┌──
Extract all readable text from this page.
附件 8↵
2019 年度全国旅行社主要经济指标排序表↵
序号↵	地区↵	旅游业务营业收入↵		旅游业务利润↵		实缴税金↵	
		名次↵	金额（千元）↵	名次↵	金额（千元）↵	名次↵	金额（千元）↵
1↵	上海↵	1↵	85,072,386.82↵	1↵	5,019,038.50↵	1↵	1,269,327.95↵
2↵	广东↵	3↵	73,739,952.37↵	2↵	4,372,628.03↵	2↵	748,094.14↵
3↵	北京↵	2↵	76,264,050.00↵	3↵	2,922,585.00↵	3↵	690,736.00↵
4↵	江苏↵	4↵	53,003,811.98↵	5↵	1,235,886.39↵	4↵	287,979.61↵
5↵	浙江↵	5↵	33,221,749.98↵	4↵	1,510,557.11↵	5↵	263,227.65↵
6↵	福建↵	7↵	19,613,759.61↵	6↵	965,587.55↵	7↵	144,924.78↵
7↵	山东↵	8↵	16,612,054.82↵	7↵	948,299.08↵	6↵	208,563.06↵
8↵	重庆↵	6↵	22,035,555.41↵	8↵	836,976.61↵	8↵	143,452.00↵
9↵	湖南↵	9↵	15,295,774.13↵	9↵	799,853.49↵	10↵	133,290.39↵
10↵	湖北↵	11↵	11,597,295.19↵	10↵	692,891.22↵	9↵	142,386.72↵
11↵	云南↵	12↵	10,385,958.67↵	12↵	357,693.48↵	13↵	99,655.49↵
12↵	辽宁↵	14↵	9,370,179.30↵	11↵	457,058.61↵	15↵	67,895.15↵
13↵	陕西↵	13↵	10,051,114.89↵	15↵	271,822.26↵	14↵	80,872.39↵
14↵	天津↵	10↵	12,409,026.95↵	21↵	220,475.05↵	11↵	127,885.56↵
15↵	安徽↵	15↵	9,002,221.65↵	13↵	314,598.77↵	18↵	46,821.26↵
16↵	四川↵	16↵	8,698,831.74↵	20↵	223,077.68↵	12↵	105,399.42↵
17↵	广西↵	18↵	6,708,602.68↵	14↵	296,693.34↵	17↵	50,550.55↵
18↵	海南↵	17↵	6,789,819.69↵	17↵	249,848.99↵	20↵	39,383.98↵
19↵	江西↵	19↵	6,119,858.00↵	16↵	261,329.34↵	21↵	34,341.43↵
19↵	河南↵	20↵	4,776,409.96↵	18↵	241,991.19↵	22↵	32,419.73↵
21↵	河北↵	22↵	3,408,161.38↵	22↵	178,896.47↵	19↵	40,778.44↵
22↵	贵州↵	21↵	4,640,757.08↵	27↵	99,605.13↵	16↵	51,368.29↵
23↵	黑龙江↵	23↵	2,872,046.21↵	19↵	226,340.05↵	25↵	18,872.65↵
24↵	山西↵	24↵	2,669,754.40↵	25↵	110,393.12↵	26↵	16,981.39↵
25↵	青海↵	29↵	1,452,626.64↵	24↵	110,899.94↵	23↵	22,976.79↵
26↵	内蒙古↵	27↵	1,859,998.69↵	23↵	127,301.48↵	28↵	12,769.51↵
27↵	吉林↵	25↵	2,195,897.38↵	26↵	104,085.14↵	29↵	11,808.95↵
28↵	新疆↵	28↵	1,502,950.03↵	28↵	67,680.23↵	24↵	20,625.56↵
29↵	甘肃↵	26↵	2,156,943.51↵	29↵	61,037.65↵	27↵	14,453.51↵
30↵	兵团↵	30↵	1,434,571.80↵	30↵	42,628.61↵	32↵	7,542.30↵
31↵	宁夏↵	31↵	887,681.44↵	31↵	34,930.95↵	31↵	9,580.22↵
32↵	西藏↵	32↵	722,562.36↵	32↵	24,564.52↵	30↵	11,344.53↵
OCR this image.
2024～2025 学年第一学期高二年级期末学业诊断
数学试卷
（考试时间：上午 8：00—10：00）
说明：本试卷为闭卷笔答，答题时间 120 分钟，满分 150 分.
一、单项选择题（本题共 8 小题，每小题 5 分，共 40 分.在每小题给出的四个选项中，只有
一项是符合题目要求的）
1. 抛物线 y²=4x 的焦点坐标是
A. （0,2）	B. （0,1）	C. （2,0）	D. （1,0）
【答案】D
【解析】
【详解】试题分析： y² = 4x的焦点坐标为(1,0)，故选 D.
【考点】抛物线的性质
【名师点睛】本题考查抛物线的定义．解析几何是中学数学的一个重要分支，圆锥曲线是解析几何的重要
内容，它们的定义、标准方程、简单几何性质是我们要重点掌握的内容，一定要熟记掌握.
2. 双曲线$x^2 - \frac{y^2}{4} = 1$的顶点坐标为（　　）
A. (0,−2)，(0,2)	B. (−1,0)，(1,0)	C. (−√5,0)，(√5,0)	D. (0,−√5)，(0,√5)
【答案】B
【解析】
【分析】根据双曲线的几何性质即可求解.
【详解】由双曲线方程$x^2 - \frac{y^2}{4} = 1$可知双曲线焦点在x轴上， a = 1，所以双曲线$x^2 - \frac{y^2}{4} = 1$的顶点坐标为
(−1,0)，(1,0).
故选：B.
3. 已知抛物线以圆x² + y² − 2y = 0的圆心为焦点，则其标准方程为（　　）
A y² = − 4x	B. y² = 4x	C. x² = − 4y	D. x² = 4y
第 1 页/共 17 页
└──
▶ _DIRECTIVE_: Repeat every record, exactly as written.

▶ _RESULT_:
Extract all readable text from this page.
附件 8↵
2019 年度全国旅行社主要经济指标排序表↵
序号↵	地区↵	旅游业务营业收入↵		旅游业务利润↵		实缴税金↵	
		名次↵	金额（千元）↵	名次↵	金额（千元）↵	名次↵	金额（千元）↵
1↵	上海↵	1↵	85,072,386.82↵	1↵	5,019,038.50↵	1↵	1,269,327.95↵
2↵	广东↵	3↵	73,739,952.37↵	2↵	4,372,628.03↵	2↵	748,094.14↵
3↵	北京↵	2↵	76,264,050.00↵	3↵	2,922,585.00↵	3↵	690,736.00↵
4↵	江苏↵	4↵	53,003,811.98↵	5↵	1,235,886.39↵	4↵	287,979.61↵
5↵	浙江↵	5↵	33,221,749.98↵	4↵	1,510,557.11↵	5↵	263,227.65↵
6↵	福建↵	7↵	19,613,759.61↵	6↵	965,587.55↵	7↵	144,924.78↵
7↵	山东↵	8↵	16,612,054.82↵	7↵	948,299.08↵	6↵	208,563.06↵
8↵	重庆↵	6↵	22,035,555.41↵	8↵	836,976.61↵	8↵	143,452.00↵
9↵	湖南↵	9↵	15,295,774.13↵	9↵	799,853.49↵	10↵	133,290.39↵
10↵	湖北↵	11↵	11,597,295.19↵	10↵	692,891.22↵	9↵	142,386.72↵
11↵	云南↵	12↵	10,385,958.67↵	12↵	357,693.48↵	13↵	99,655.49↵
12↵	辽宁↵	14↵	9,370,179.30↵	11↵	457,058.61↵	15↵	67,895.15↵
13↵	陕西↵	13↵	10,051,114.89↵	15↵	271,822.26↵	14↵	80,872.39↵
14↵	天津↵	10↵	12,409,026.95↵	21↵	220,475.05↵	11↵	127,885.56↵
15↵	安徽↵	15↵	9,002,221.65↵	13↵	314,598.77↵	18↵	46,821.26↵
16↵	四川↵	16↵	8,698,831.74↵	20↵	223,077.68↵	12↵	105,399.42↵
17↵	广西↵	18↵	6,708,602.68↵	14↵	296,693.34↵	17↵	50,550.55↵
18↵	海南↵	17↵	6,789,819.69↵	17↵	249,848.99↵	20↵	39,383.98↵
19↵	江西↵	19↵	6,119,858.00↵	16↵	261,329.34↵	21↵	34,341.43↵
19↵	河南↵	20↵	4,776,409.96↵	18↵	241,991.19↵	22↵	32,419.73↵
21↵	河北↵	22↵	3,408,161.38↵	22↵	178,896.47↵	19↵	40,778.44↵
22↵	贵州↵	21↵	4,640,757.08↵	27↵	99,605.13↵	16↵	51,368.29↵
23↵	黑龙江↵	23↵	2,872,046.21↵	19↵	226,340.05↵	25↵	18,872.65↵
24↵	山西↵	24↵	2,669,754.40↵	25↵	110,393.12↵	26↵	16,981.39↵
25↵	青海↵	29↵	1,452,626.64↵	24↵	110,899.94↵	23↵	22,976.79↵
26↵	内蒙古↵	27↵	1,859,998.69↵	23↵	127,301.48↵	28↵	12,769.51↵
27↵	吉林↵	25↵	2,195,897.38↵	26↵	104,085.14↵	29↵	11,808.95↵
28↵	新疆↵	28↵	1,502,950.03↵	28↵	67,680.23↵	24↵	20,625.56↵
29↵	甘肃↵	26↵	2,156,943.51↵	29↵	61,037.65↵	27↵	14,453.51↵
30↵	兵团↵	30↵	1,434,571.80↵	30↵	42,628.61↵	32↵	7,542.30↵
31↵	宁夏↵	31↵	887,681.44↵	31↵	34,930.95↵	31↵	9,580.22↵
32↵	西藏↵	32↵	722,562.36↵	32↵	24,564.52↵	30↵	11,344.53↵
OCR this image.
2024～2025 学年第一学期高二年级期末学业诊断
数学试卷
（考试时间：上午 8：00—10：00）
说明：本试卷为闭卷笔答，答题时间 120 分钟，满分 150 分.
一、单项选择题（本题共 8 小题，每小题 5 分，共 40 分.在每小题给出的四个选项中，只有
一项是符合题目要求的）
1. 抛物线 y²=4x 的焦点坐标是
A. （0,2）	B. （0,1）	C. （2,0）	D. （1,0）
【答案】D
【解析】
【详解】试题分析： y² = 4x的焦点坐标为(1,0)，故选 D.
【考点】抛物线的性质
【名师点睛】本题考查抛物线的定义．解析几何是中学数学的一个重要分支，圆锥曲线是解析几何的重要
内容，它们的定义、标准方程、简单几何性质是我们要重点掌握的内容，一定要熟记掌握.
2. 双曲线$x^2 - \frac{y^2}{4} = 1$的顶点坐标为（　　）
A. (0,−2)，(0,2)	B. (−1,0)，(1,0)	C. (−√5,0)，(√5,0)	D. (0,−√5)，(0,√5)
【答案】B
【解析】
【分析】根据双曲线的几何性质即可求解.
【详解】由双曲线方程$x^2 - \frac{y^2}{4} = 1$可知双曲线焦点在x轴上， a = 1，所以双曲线$x^2 - \frac{y^2}{4} = 1$的顶点坐标为
(−1,0)，(1,0).
故选：B.
3. 已知抛物线以圆x² + y² − 2y = 0的圆心为焦点，则其标准方程为（　　）
A y² = − 4x	B. y² = 4x	C. x² = − 4y	D. x² = 4y
第 1 页/共 17 页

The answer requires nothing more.